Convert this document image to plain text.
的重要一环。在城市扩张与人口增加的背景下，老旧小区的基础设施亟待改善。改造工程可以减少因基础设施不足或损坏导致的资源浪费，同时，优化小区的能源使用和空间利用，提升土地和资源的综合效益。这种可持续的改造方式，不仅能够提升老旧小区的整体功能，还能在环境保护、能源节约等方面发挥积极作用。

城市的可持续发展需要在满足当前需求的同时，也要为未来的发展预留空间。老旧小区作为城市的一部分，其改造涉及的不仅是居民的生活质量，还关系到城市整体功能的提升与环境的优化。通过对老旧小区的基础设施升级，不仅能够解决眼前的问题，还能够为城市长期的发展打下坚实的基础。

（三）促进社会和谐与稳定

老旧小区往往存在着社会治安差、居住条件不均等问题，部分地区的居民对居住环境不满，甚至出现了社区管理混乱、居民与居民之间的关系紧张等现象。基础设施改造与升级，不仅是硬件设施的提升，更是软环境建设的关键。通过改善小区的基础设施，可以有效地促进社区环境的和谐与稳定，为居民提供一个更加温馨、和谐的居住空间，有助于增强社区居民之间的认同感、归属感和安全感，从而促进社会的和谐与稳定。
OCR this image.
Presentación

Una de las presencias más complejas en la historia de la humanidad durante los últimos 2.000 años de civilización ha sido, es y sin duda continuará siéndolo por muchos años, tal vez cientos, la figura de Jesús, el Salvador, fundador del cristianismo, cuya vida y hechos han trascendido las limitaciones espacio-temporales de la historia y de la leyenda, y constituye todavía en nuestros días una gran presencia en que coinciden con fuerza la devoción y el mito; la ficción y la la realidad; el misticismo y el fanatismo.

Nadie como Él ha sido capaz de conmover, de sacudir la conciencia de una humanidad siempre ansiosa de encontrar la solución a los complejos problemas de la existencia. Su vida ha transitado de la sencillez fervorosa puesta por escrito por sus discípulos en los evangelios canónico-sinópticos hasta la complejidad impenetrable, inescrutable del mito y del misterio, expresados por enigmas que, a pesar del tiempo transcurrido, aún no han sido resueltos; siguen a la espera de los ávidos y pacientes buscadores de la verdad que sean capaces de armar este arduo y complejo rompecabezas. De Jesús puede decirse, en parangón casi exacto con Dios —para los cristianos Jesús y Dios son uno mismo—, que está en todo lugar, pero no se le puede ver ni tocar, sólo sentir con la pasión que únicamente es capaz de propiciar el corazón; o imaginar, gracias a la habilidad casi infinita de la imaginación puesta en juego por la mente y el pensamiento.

--

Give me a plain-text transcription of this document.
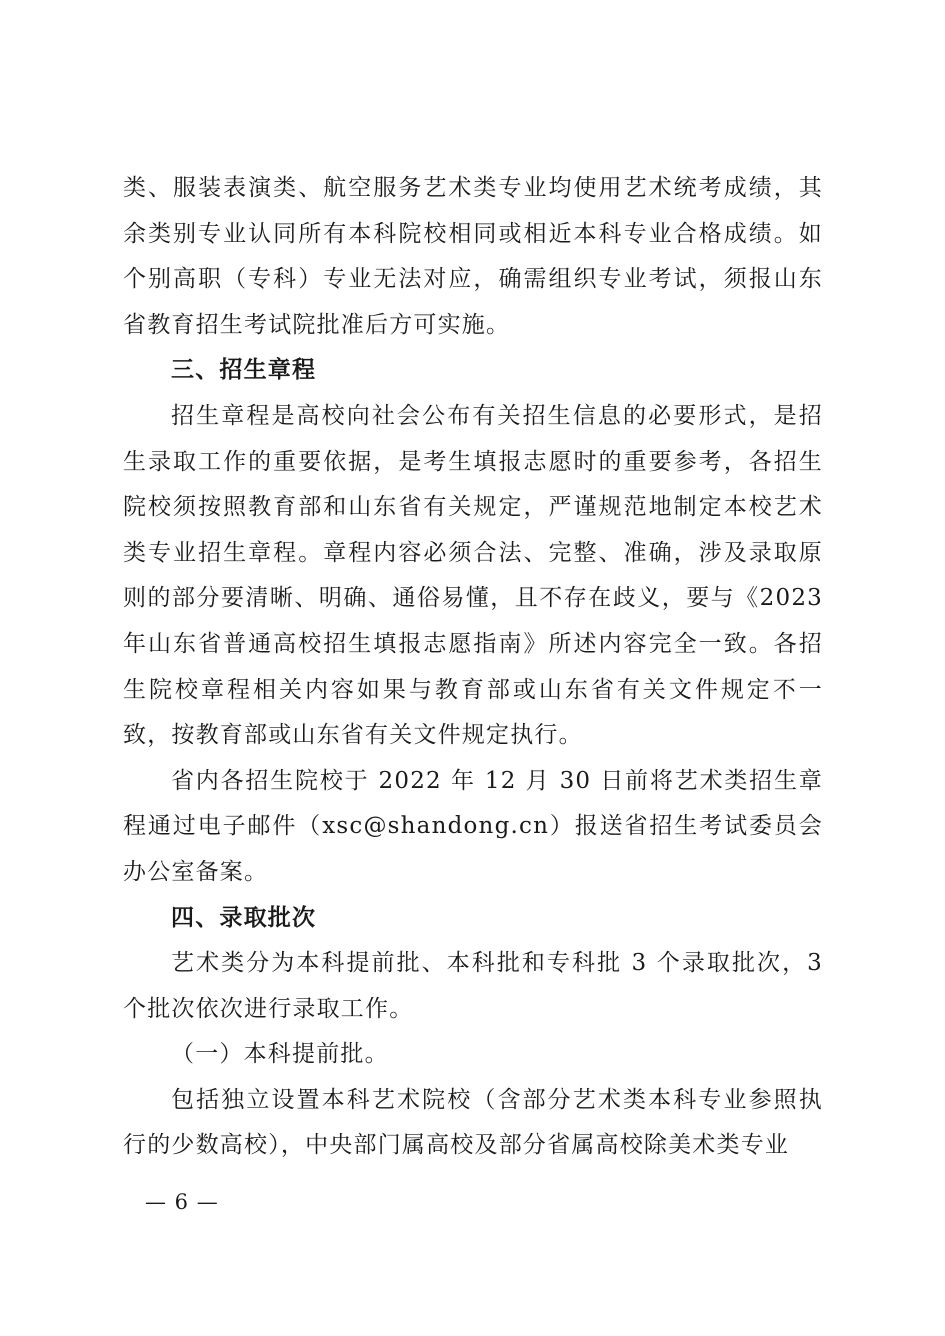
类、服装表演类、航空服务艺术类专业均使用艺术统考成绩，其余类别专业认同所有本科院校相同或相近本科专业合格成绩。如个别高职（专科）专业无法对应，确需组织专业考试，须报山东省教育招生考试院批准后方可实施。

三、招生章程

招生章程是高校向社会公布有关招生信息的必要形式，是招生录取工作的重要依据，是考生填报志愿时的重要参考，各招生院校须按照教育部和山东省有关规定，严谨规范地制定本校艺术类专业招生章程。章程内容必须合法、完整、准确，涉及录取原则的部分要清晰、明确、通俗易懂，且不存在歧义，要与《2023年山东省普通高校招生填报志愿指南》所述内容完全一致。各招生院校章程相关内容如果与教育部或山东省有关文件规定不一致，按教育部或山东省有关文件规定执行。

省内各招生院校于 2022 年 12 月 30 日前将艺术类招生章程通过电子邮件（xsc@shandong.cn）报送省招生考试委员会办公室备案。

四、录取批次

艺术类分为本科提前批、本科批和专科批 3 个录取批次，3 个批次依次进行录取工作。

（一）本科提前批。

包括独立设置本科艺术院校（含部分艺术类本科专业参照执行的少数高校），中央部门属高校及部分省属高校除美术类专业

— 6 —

* * *

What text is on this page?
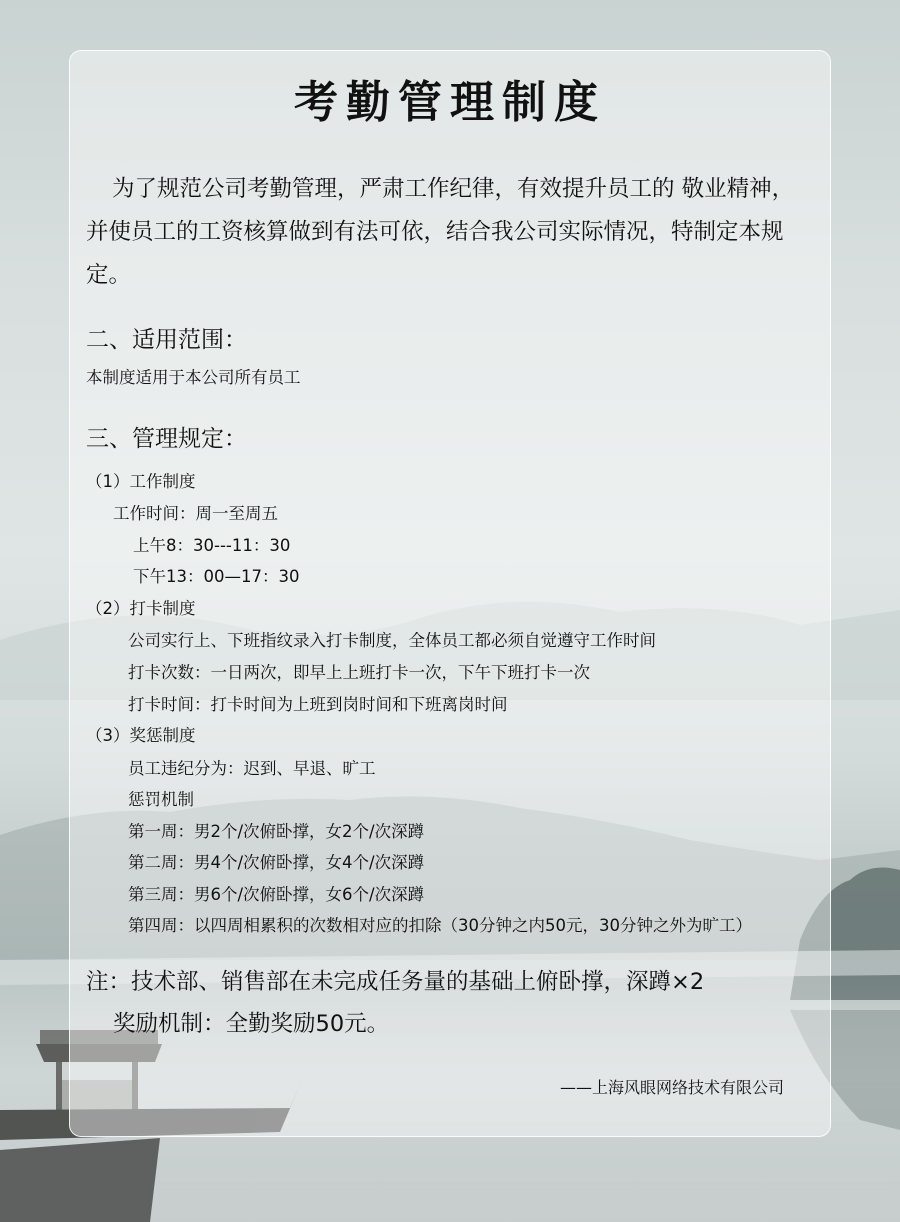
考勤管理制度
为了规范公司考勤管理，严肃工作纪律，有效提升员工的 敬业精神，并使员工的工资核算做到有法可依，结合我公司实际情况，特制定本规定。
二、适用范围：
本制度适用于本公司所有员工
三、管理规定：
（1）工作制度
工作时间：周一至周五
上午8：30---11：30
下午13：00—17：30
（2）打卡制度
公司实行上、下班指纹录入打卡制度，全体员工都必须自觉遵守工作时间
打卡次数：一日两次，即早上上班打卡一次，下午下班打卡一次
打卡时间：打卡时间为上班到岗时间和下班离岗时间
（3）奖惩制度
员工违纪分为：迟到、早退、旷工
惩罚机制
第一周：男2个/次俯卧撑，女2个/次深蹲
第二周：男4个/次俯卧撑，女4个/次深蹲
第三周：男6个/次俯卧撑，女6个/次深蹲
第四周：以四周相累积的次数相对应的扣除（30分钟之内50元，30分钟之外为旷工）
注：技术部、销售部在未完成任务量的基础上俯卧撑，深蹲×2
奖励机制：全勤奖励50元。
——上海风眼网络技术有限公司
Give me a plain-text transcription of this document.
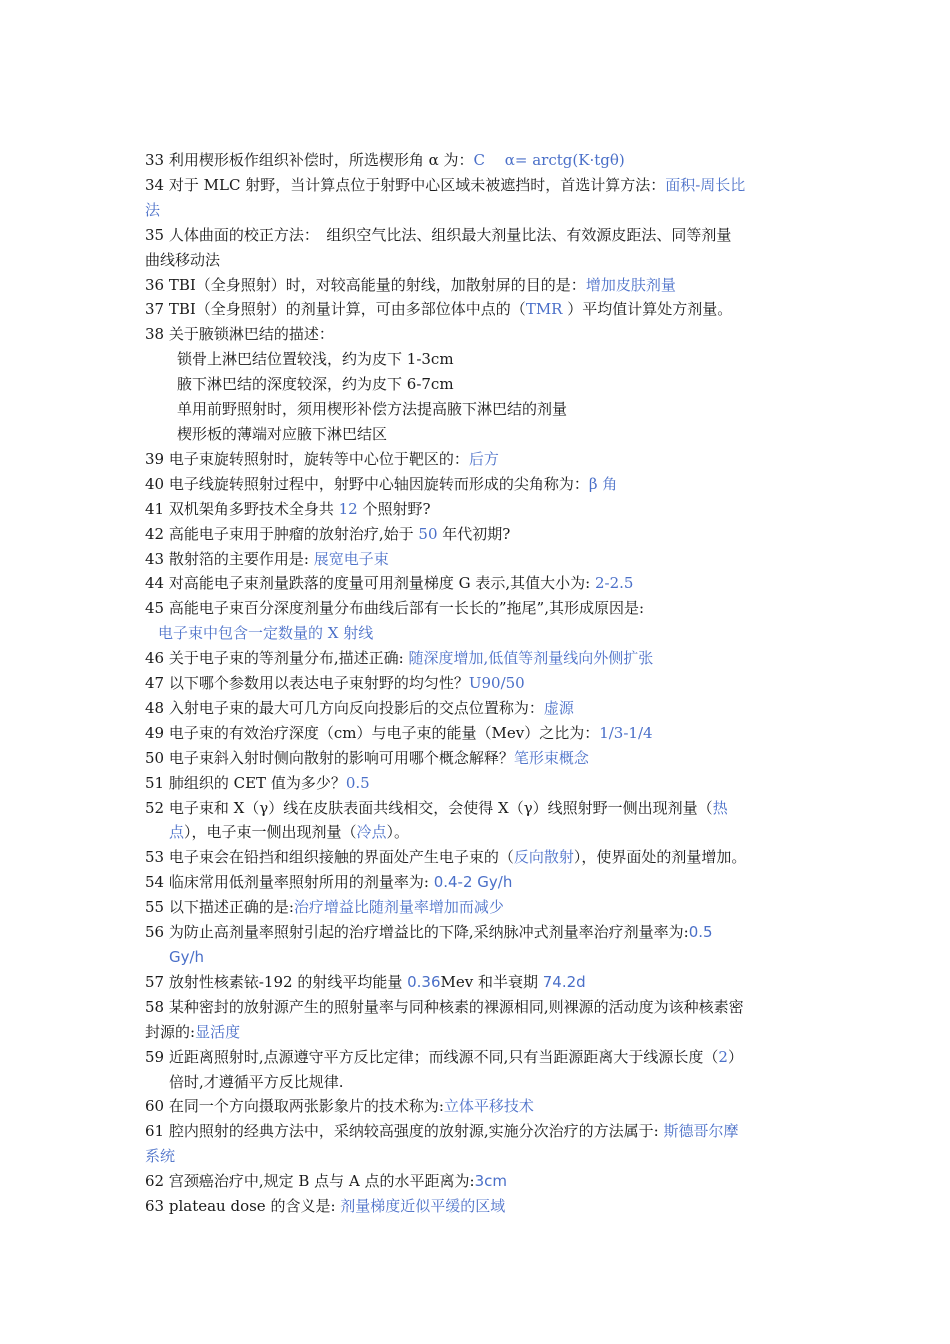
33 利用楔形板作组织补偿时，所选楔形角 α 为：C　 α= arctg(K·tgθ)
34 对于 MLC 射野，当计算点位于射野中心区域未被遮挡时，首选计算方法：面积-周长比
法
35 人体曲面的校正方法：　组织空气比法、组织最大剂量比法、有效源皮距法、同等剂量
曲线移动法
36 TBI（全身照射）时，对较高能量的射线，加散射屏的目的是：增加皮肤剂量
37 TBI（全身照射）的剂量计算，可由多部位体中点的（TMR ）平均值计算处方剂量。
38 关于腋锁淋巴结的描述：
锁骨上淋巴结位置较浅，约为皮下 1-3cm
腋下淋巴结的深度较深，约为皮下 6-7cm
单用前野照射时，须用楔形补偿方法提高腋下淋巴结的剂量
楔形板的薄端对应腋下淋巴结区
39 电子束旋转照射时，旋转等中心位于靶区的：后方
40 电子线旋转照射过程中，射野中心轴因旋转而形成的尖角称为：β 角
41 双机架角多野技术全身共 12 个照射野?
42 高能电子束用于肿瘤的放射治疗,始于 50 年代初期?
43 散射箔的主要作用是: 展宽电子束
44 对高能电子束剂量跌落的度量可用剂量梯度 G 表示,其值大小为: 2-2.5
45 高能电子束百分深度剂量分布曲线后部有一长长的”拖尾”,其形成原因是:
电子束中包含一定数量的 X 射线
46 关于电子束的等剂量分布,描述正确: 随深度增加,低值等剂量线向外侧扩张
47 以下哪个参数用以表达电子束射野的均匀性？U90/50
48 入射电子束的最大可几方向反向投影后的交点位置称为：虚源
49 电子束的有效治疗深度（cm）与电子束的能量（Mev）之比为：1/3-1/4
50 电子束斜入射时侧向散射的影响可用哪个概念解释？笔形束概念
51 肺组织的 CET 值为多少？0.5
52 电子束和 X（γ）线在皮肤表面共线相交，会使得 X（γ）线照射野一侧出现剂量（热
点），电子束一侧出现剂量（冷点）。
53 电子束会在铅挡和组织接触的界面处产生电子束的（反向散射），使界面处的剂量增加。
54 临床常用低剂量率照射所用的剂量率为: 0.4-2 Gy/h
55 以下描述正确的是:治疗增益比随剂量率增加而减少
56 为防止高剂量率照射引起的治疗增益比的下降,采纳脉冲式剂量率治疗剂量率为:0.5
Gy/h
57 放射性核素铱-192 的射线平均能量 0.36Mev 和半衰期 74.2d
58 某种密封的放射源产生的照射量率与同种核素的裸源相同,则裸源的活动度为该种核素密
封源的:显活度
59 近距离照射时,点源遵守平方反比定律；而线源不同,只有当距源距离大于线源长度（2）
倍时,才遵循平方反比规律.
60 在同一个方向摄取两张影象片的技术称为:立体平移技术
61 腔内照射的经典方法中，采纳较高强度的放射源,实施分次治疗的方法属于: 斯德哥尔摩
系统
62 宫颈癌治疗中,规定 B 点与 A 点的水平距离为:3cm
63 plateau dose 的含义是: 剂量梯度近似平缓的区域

AIM OF THE TASK
State how many lines of the material contain the string "sido", with no other words.

WRITTEN ANSWER
2